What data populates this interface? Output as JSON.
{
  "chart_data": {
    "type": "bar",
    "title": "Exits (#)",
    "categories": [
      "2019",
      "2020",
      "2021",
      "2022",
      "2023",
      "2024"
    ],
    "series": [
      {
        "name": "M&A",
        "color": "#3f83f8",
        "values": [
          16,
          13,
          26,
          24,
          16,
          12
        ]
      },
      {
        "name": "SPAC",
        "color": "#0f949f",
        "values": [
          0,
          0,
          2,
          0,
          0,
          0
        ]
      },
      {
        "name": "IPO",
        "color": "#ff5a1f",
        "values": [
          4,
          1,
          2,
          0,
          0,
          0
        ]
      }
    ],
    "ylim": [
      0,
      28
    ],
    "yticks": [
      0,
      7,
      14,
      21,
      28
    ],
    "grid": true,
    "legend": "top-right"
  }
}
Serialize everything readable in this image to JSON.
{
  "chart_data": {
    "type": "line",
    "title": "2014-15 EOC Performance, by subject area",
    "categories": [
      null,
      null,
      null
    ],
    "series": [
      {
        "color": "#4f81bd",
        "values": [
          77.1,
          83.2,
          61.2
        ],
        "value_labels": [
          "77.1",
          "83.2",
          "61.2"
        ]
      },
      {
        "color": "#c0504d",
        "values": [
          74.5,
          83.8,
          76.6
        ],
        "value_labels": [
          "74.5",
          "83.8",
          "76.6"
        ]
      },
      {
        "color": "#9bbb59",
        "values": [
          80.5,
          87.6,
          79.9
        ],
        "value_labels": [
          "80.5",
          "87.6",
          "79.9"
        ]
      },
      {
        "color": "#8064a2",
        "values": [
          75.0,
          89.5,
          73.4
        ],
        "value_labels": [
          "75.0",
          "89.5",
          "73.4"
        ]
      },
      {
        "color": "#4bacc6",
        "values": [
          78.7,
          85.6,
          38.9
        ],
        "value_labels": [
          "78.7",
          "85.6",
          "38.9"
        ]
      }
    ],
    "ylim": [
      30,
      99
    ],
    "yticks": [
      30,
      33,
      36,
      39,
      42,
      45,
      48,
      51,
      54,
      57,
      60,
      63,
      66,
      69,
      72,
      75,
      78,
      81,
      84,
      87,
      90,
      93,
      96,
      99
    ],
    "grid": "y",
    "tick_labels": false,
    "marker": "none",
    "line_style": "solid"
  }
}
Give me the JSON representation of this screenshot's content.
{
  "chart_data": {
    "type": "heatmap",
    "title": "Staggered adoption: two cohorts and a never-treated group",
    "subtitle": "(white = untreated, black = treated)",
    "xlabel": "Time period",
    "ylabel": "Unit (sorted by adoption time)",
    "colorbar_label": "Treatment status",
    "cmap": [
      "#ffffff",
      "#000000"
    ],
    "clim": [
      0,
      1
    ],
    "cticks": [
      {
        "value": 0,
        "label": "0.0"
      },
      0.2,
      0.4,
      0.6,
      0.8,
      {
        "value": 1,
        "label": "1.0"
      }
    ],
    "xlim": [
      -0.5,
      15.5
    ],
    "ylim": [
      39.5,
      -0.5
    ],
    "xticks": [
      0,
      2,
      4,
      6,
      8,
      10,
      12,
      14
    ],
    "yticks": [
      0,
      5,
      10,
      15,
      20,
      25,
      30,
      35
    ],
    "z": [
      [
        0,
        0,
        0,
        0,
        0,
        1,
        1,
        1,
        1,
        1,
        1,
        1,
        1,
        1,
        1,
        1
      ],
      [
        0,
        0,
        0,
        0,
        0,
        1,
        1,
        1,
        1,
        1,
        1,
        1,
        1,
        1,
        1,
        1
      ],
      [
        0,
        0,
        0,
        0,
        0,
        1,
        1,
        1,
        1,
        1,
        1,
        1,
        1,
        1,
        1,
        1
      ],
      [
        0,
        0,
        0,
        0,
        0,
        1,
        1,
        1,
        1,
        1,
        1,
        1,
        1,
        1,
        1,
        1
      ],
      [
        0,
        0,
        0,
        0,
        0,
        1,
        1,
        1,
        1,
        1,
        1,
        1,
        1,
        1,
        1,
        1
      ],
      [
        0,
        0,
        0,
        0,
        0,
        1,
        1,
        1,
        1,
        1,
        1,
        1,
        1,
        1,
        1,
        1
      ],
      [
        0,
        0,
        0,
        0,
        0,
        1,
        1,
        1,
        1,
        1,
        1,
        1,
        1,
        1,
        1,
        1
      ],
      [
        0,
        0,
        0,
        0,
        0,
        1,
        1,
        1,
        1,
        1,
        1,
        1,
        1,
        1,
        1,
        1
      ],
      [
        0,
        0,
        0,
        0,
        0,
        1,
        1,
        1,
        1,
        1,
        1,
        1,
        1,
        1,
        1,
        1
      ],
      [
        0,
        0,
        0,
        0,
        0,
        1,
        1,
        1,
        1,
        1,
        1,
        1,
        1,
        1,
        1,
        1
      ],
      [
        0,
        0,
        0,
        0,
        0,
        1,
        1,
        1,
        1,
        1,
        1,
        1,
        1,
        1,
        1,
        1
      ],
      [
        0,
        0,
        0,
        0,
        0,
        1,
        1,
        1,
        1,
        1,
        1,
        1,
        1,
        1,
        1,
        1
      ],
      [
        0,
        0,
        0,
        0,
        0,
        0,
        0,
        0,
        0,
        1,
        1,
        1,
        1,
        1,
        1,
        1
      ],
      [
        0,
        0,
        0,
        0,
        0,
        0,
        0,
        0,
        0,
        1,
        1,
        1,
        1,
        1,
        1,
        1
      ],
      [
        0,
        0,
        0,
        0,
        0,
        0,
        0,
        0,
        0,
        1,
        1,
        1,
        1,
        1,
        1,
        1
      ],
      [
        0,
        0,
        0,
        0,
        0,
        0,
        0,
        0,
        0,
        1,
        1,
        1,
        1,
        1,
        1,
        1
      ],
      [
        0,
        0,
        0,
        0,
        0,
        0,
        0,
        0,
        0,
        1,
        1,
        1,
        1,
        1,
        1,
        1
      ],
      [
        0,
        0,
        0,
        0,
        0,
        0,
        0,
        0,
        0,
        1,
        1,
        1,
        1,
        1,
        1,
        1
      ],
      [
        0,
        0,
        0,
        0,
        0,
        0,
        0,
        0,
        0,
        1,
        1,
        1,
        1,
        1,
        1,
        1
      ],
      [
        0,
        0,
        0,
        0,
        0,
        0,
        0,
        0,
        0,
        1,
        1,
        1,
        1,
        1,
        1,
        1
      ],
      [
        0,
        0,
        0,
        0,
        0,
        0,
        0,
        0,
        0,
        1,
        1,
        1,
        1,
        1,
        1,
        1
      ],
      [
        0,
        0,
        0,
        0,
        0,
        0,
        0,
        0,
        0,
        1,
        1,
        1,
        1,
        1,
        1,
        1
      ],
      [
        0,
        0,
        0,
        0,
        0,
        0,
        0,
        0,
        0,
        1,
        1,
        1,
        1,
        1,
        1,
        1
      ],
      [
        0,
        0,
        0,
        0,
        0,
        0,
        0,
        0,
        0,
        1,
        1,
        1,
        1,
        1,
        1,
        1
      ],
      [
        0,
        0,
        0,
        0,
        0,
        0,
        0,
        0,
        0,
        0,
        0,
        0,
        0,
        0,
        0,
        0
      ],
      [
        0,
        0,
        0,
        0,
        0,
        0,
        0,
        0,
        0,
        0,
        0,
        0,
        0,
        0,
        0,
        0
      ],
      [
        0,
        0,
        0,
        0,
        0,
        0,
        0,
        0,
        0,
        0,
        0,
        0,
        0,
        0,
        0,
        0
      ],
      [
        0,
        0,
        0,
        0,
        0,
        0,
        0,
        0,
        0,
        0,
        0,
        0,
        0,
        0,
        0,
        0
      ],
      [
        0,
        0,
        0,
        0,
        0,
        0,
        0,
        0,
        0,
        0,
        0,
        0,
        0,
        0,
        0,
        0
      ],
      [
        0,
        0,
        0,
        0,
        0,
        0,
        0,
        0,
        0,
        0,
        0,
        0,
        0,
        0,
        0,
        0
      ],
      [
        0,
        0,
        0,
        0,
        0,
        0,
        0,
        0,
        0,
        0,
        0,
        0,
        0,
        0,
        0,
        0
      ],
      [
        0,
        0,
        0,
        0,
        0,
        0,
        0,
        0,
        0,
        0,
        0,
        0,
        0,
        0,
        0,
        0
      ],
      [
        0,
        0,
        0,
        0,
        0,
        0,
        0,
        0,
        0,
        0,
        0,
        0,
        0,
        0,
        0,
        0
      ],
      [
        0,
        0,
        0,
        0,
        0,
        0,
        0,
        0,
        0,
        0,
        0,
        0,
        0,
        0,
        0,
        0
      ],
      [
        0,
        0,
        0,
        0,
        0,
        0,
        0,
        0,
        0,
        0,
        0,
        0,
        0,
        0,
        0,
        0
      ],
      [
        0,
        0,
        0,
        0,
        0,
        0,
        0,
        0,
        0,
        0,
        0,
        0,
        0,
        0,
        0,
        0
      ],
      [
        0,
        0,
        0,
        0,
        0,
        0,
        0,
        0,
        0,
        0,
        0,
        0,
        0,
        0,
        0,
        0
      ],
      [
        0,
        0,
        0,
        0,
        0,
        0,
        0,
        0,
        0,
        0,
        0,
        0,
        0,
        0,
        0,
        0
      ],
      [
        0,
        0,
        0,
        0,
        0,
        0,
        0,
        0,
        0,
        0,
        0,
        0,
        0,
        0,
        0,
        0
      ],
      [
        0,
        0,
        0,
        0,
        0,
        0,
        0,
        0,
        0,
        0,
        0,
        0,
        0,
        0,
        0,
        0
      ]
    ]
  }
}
——
▶ **Exercise requirements**:
Return every line from the records above that holds the word "treated".

▶ **Written answer**:
    "title": "Staggered adoption: two cohorts and a never-treated group",
    "subtitle": "(white = untreated, black = treated)",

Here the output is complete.